§ **Text shown**
June jobs report surprisingly good

The nationwide job report for June released Thursday surprised a lot of experts and delighted the financial markets. 

For months, many pundits and forecasters predicted that the labor market was treading treacherous waters. But employment lawyer and former EDD Director Michael Bernick told KTVU that the job market is doing quite well despite federal budget cuts, the just-passed "big beautiful bill" and tariff uncertainties. 

"It was a real surprise and a surprisingly strong job report," Bernick said. "And again, it really defied expectations and defied the main job narrative of the past…three or four months which has been the nation, California on the verge of having a job collapse."

By the numbers:

Thursday's report noted a gain of 147,000 payroll jobs, which lowered the nation's unemployment rate from 4.2% to 4.1%.

Though tariffs have raised concerns of slowing trade and mass layoffs in port, warehousing, and transportation jobs, Bernick said today's tariffs "show nothing of that."

However, Bernick added that the unease surrounding tariffs has caused some employers to take proactive measures.

"Employers are freezing hiring decisions given the uncertainty," Bernick said. "If we get some tariff deals and some certainty on tariffs, that the collapse that everyone has been talking about in terms of the job market, nationwide and California won't occur."

While state and local and state governments gained 70,000 jobs nationwide, the Federal Government only reported 7,000 jobs lost. 

"Now, part of that is that government employees who may have taken the buyout are not shown as unemployed because they're still receiving income," Bernick said.

Healthcare, home care service and social assistance jobs also grew.

§ **Task**
Check each statement against the text on the June jobs report, answering yes or no and quoting the words that decide it. 1. The report showed a gain of 147,000 payroll jobs. 2. The nation's unemployment rate went up to 4.2%. 3. The Federal Government reported 70,000 jobs lost.

[Saved data entries]
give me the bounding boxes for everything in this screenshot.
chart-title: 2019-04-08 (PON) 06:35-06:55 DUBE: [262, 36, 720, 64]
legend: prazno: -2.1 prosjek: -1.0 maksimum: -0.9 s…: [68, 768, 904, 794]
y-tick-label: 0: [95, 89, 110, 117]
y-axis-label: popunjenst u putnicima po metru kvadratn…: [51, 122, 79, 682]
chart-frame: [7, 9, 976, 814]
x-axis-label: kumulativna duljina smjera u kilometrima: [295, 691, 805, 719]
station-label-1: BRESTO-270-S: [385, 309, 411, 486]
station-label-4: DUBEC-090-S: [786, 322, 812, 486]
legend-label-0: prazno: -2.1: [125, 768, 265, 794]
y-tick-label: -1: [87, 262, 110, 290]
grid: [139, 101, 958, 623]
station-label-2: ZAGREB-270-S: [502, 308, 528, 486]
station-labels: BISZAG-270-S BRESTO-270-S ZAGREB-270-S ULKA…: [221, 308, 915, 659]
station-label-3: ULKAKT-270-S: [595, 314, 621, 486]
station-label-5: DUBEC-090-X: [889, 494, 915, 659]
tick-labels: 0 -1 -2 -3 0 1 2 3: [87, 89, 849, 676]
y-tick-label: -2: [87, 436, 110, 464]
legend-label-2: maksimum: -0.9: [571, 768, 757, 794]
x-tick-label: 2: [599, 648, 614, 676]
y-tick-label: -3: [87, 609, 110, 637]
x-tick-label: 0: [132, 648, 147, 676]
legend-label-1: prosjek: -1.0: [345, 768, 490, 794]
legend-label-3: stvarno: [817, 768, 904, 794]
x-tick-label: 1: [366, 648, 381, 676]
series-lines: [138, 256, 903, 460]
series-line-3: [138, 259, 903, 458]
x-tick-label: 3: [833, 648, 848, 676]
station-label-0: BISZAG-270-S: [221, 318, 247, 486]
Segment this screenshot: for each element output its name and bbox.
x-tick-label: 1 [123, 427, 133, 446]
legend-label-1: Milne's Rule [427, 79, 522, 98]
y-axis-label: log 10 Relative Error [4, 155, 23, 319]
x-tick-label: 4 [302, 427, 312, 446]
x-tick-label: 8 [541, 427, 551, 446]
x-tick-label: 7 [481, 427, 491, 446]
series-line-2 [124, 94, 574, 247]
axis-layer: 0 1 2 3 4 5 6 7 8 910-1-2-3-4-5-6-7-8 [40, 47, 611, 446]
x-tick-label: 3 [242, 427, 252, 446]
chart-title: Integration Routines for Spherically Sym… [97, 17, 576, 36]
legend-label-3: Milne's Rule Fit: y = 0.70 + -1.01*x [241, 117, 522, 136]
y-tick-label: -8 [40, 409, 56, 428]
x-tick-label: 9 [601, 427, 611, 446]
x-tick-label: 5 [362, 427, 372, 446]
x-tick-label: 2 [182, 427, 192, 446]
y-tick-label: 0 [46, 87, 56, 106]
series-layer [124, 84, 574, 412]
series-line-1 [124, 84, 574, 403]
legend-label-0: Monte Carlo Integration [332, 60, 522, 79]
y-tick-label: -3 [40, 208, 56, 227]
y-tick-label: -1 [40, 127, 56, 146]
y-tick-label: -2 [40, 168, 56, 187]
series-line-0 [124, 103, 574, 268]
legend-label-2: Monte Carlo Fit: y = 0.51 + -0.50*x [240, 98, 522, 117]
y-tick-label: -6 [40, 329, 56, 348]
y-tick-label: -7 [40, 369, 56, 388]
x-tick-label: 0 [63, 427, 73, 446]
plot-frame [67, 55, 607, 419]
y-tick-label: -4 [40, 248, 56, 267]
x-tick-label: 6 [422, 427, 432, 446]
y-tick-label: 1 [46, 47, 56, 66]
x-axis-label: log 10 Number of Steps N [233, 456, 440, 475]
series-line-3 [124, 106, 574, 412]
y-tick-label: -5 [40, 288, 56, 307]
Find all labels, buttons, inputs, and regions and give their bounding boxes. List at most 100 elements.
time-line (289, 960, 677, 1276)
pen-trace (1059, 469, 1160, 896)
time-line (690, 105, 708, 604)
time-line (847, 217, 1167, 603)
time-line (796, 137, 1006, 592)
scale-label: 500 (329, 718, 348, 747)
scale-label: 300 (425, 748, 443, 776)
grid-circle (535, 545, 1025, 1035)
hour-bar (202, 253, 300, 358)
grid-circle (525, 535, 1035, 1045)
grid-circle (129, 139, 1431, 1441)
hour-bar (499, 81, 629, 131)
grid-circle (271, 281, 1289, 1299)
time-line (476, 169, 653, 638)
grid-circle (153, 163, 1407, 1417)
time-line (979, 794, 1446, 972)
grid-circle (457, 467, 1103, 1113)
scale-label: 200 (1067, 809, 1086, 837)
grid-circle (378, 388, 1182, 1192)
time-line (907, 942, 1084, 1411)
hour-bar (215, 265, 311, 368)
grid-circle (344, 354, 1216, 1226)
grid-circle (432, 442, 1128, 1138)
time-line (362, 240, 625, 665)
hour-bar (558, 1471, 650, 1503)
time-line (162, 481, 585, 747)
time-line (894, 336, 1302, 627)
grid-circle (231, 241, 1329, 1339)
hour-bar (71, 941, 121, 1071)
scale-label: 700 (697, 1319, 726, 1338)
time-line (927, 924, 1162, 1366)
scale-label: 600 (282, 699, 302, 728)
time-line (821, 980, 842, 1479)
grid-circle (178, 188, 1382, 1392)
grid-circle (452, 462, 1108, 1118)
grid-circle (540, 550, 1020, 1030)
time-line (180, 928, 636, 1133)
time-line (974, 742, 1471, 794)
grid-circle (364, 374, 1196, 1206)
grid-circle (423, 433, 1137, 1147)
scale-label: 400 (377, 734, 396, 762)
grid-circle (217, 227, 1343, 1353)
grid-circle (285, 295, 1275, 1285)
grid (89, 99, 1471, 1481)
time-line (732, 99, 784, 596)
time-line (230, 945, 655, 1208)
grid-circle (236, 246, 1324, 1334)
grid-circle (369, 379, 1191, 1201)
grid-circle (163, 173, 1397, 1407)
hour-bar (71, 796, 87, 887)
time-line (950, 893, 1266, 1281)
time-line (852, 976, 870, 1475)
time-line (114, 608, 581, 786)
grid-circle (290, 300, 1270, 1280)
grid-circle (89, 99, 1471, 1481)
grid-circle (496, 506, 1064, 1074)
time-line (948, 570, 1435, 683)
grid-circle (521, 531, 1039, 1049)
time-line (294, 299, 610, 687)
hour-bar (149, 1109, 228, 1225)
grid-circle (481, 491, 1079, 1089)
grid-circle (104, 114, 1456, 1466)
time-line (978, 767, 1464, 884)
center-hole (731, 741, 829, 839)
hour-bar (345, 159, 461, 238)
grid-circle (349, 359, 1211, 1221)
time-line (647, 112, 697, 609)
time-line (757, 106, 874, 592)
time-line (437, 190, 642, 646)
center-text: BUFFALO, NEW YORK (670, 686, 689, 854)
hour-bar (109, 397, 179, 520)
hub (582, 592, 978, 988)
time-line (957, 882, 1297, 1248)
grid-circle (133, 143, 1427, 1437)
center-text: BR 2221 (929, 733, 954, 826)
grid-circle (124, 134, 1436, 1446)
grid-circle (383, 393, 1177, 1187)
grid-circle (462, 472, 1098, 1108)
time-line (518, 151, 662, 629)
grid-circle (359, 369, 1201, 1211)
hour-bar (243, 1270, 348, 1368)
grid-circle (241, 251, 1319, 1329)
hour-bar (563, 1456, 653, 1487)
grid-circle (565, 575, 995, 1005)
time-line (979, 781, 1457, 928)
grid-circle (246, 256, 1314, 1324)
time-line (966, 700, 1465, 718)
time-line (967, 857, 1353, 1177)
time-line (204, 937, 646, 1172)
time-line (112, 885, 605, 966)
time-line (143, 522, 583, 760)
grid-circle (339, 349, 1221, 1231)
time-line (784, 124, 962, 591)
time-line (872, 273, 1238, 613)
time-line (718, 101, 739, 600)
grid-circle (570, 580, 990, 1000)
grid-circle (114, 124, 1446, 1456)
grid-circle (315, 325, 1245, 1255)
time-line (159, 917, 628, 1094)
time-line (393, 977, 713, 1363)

§ **Your solution**
1. Yes: "a gain of 147,000 payroll jobs"
2. No: "lowered the nation's unemployment rate from 4.2% to 4.1%"
3. No: "the Federal Government only reported 7,000 jobs lost"